• [Items]:
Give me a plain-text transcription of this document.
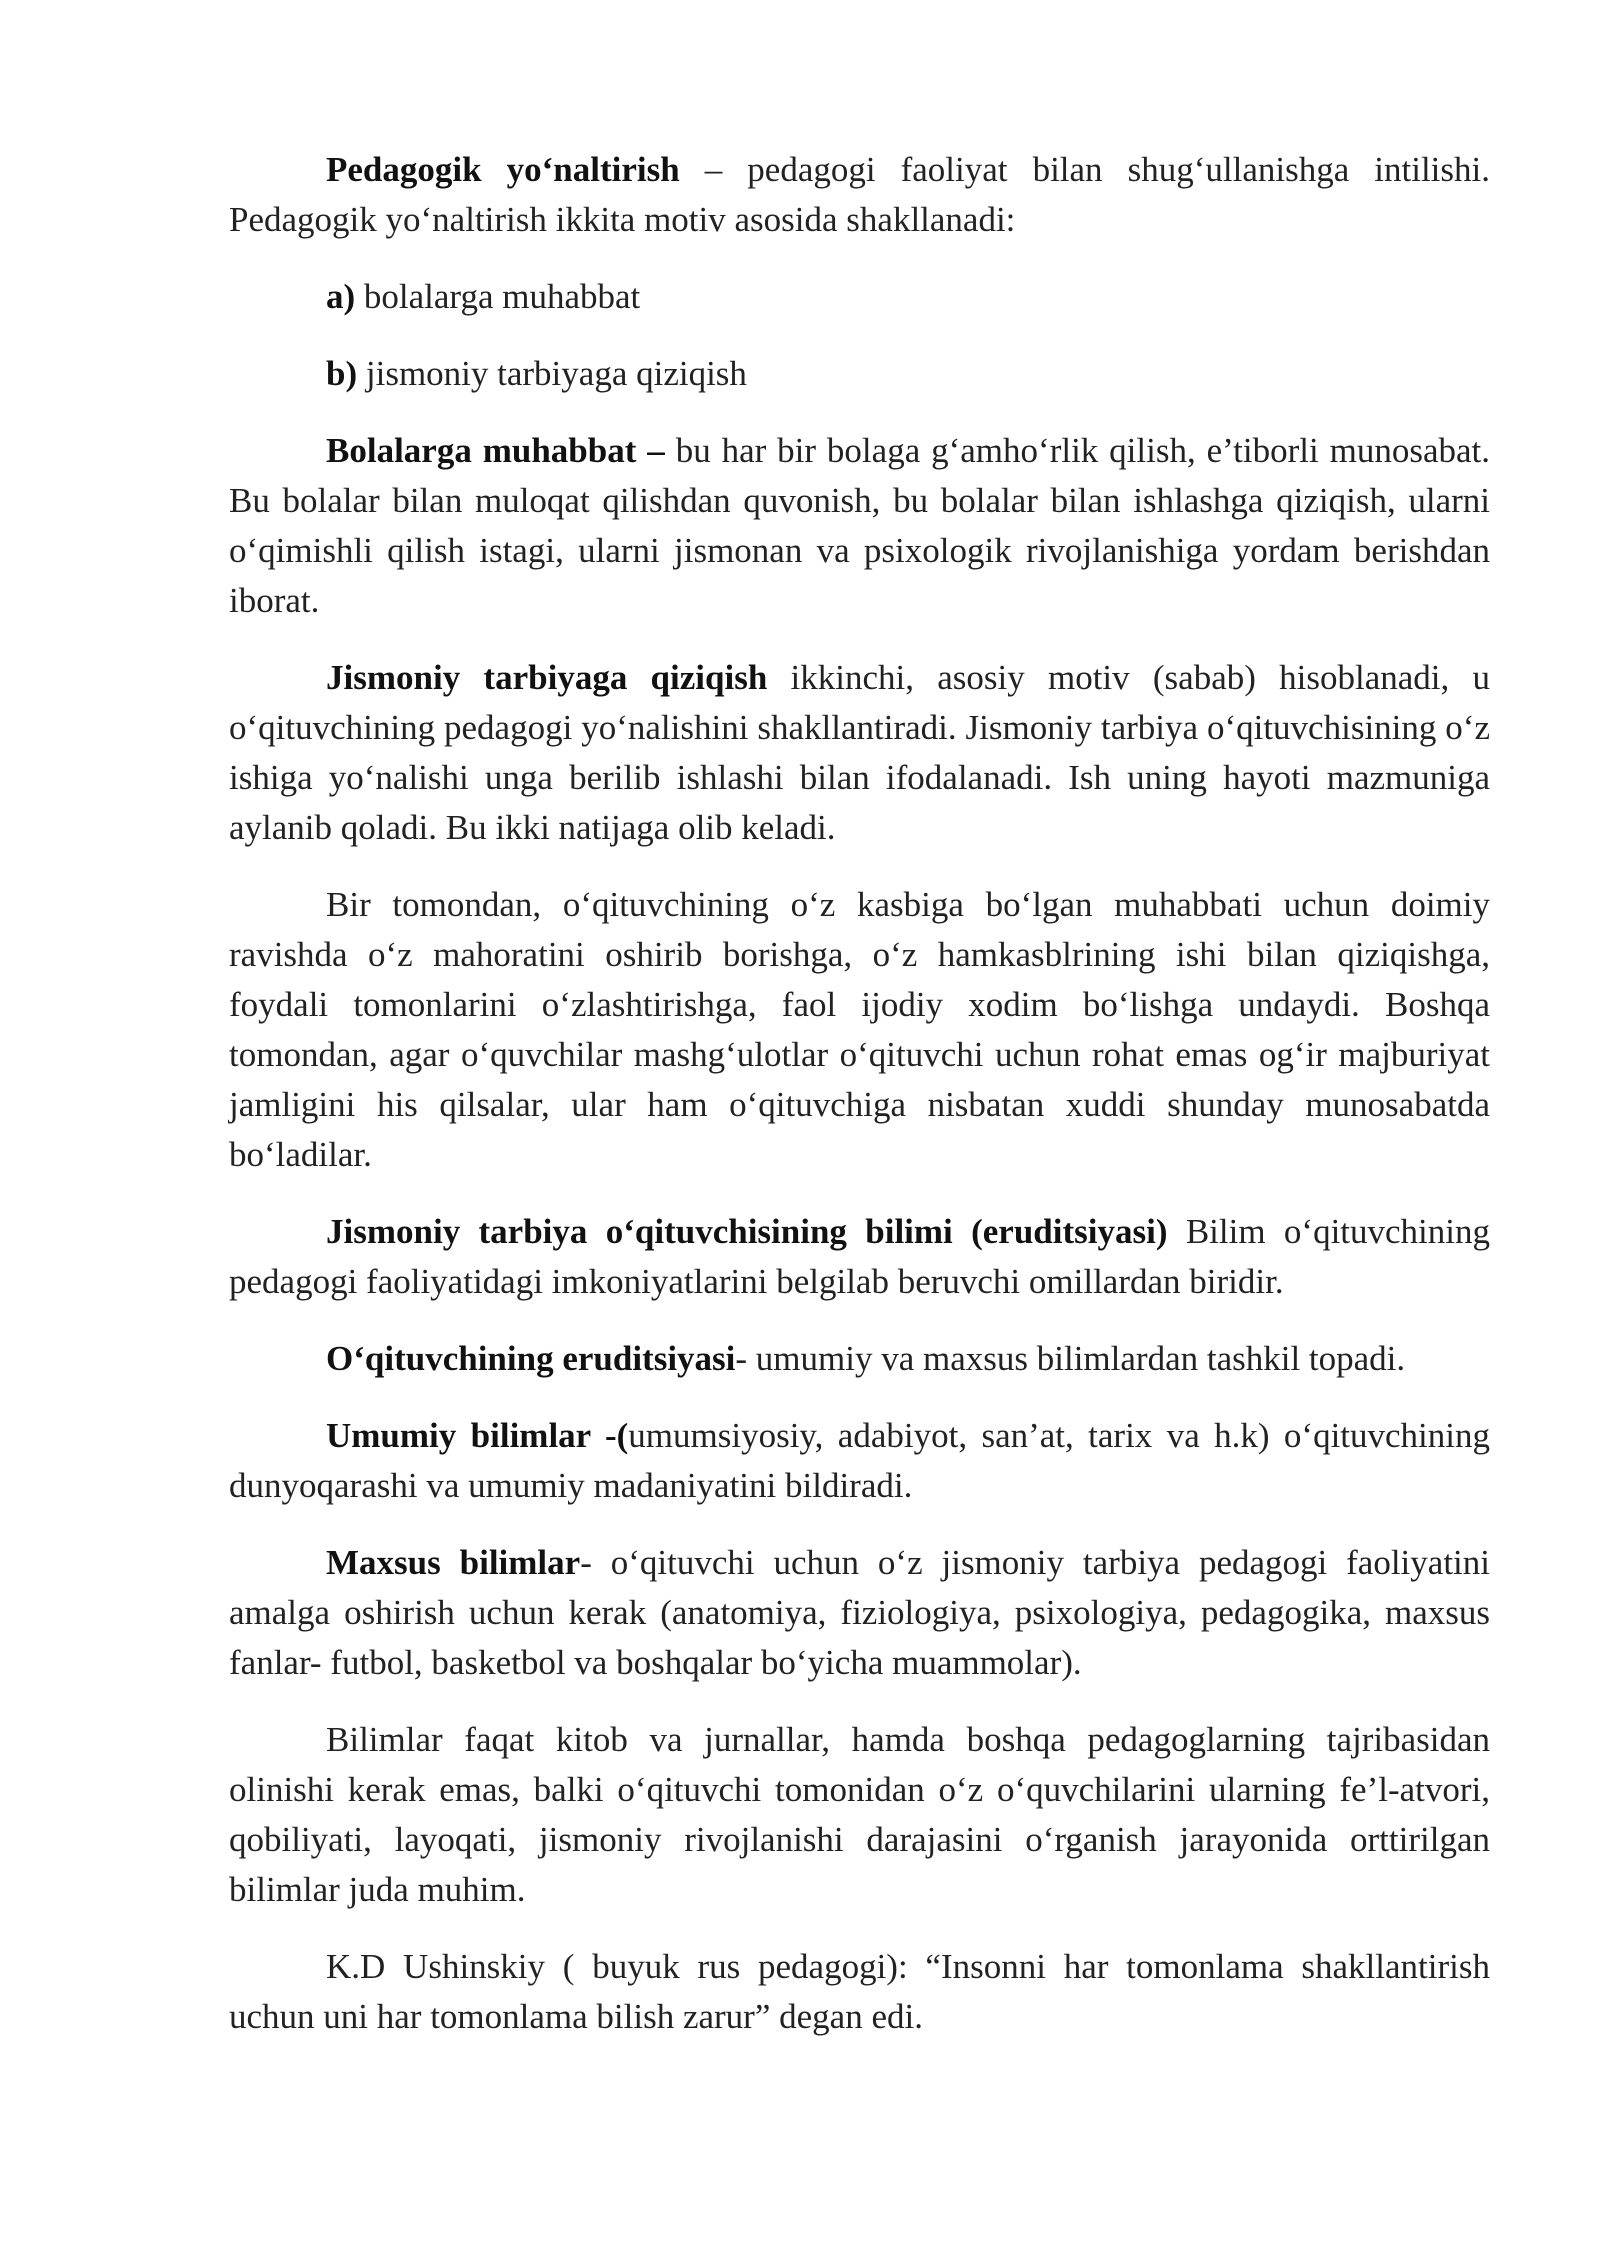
Pedagogik yo‘naltirish – pedagogi faoliyat bilan shug‘ullanishga intilishi. Pedagogik yo‘naltirish ikkita motiv asosida shakllanadi:

a) bolalarga muhabbat

b) jismoniy tarbiyaga qiziqish

Bolalarga muhabbat – bu har bir bolaga g‘amho‘rlik qilish, e’tiborli munosabat. Bu bolalar bilan muloqat qilishdan quvonish, bu bolalar bilan ishlashga qiziqish, ularni o‘qimishli qilish istagi, ularni jismonan va psixologik rivojlanishiga yordam berishdan iborat.

Jismoniy tarbiyaga qiziqish ikkinchi, asosiy motiv (sabab) hisoblanadi, u o‘qituvchining pedagogi yo‘nalishini shakllantiradi. Jismoniy tarbiya o‘qituvchisining o‘z ishiga yo‘nalishi unga berilib ishlashi bilan ifodalanadi. Ish uning hayoti mazmuniga aylanib qoladi. Bu ikki natijaga olib keladi.

Bir tomondan, o‘qituvchining o‘z kasbiga bo‘lgan muhabbati uchun doimiy ravishda o‘z mahoratini oshirib borishga, o‘z hamkasblrining ishi bilan qiziqishga, foydali tomonlarini o‘zlashtirishga, faol ijodiy xodim bo‘lishga undaydi. Boshqa tomondan, agar o‘quvchilar mashg‘ulotlar o‘qituvchi uchun rohat emas og‘ir majburiyat jamligini his qilsalar, ular ham o‘qituvchiga nisbatan xuddi shunday munosabatda bo‘ladilar.

Jismoniy tarbiya o‘qituvchisining bilimi (eruditsiyasi) Bilim o‘qituvchining pedagogi faoliyatidagi imkoniyatlarini belgilab beruvchi omillardan biridir.

O‘qituvchining eruditsiyasi- umumiy va maxsus bilimlardan tashkil topadi.

Umumiy bilimlar -(umumsiyosiy, adabiyot, san’at, tarix va h.k) o‘qituvchining dunyoqarashi va umumiy madaniyatini bildiradi.

Maxsus bilimlar- o‘qituvchi uchun o‘z jismoniy tarbiya pedagogi faoliyatini amalga oshirish uchun kerak (anatomiya, fiziologiya, psixologiya, pedagogika, maxsus fanlar- futbol, basketbol va boshqalar bo‘yicha muammolar).

Bilimlar faqat kitob va jurnallar, hamda boshqa pedagoglarning tajribasidan olinishi kerak emas, balki o‘qituvchi tomonidan o‘z o‘quvchilarini ularning fe’l-atvori, qobiliyati, layoqati, jismoniy rivojlanishi darajasini o‘rganish jarayonida orttirilgan bilimlar juda muhim.

K.D Ushinskiy ( buyuk rus pedagogi): “Insonni har tomonlama shakllantirish uchun uni har tomonlama bilish zarur” degan edi.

• [Task requirements]: Where a line contains "qituvchisining", copy that line.

• [Result for this exercise]:
Jismoniy tarbiyaga qiziqish ikkinchi, asosiy motiv (sabab) hisoblanadi, u o‘qituvchining pedagogi yo‘nalishini shakllantiradi. Jismoniy tarbiya o‘qituvchisining o‘z ishiga yo‘nalishi unga berilib ishlashi bilan ifodalanadi. Ish uning hayoti mazmuniga aylanib qoladi. Bu ikki natijaga olib keladi.
Jismoniy tarbiya o‘qituvchisining bilimi (eruditsiyasi) Bilim o‘qituvchining pedagogi faoliyatidagi imkoniyatlarini belgilab beruvchi omillardan biridir.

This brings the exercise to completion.